To-do list
1 > In the multiferroic microscopy abstract, rewrite the passage between "With the ever-increasing" and "solution was proposed.", inclusive, replacing "electrostatic interaction" with "electrostatic force".
2 > Answer these questions from the multiferroic microscopy abstract:
(a) Magnetic force microscopy is described as a variety of which instrument?
(b) What two systems are taken as examples?
(c) Which technique assisted the discussion of the origin and mechanism?

## begin Document excerpt

Abstract

With the ever-increasing research activities in multiferroic driven by its profound physics and enormous potential for application, magnetic force microscopy (MFM), as a variety of atomic force microscope (AFM), has been brought to investigate the magnetic properties and the voltage controlled magnetism, especially in thin films and heterostructures. Here by taking a representative multiferroic system BiFeO3/La0.67Sr0.33MnO3 heterostructure and a ferroelectric PMN-PT single crystal for examples, we demonstrated that the MFM image is prone to be seriously interfered by the electrostatic interaction between the tip and sample surface, and misleads the predication of multiferroic. Assisted by the scanning Kelvin probe microscopy (SKPM), the origin and mechanism were discussed and an effective solution was proposed.

## end Document excerpt
## begin Provided material

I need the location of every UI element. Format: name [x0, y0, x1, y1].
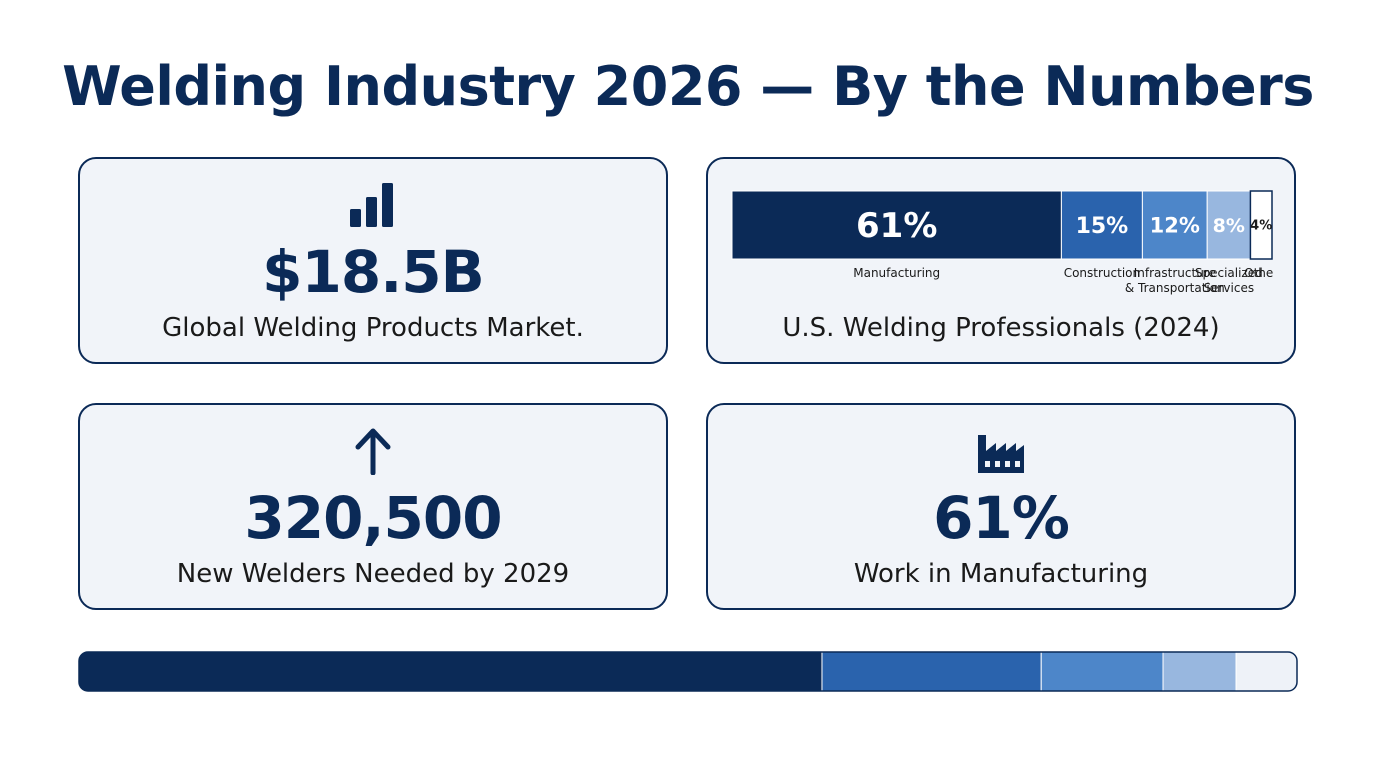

## end Provided material

The responses
1 >
With the ever-increasing research activities in multiferroic driven by its profound physics and enormous potential for application, magnetic force microscopy (MFM), as a variety of atomic force microscope (AFM), has been brought to investigate the magnetic properties and the voltage controlled magnetism, especially in thin films and heterostructures. Here by taking a representative multiferroic system BiFeO3/La0.67Sr0.33MnO3 heterostructure and a ferroelectric PMN-PT single crystal for examples, we demonstrated that the MFM image is prone to be seriously interfered by the electrostatic force between the tip and sample surface, and misleads the predication of multiferroic. Assisted by the scanning Kelvin probe microscopy (SKPM), the origin and mechanism were discussed and an effective solution was proposed.

2 >
(a) The atomic force microscope (AFM).
(b) A BiFeO3/La0.67Sr0.33MnO3 heterostructure and a ferroelectric PMN-PT single crystal.
(c) Scanning Kelvin probe microscopy (SKPM).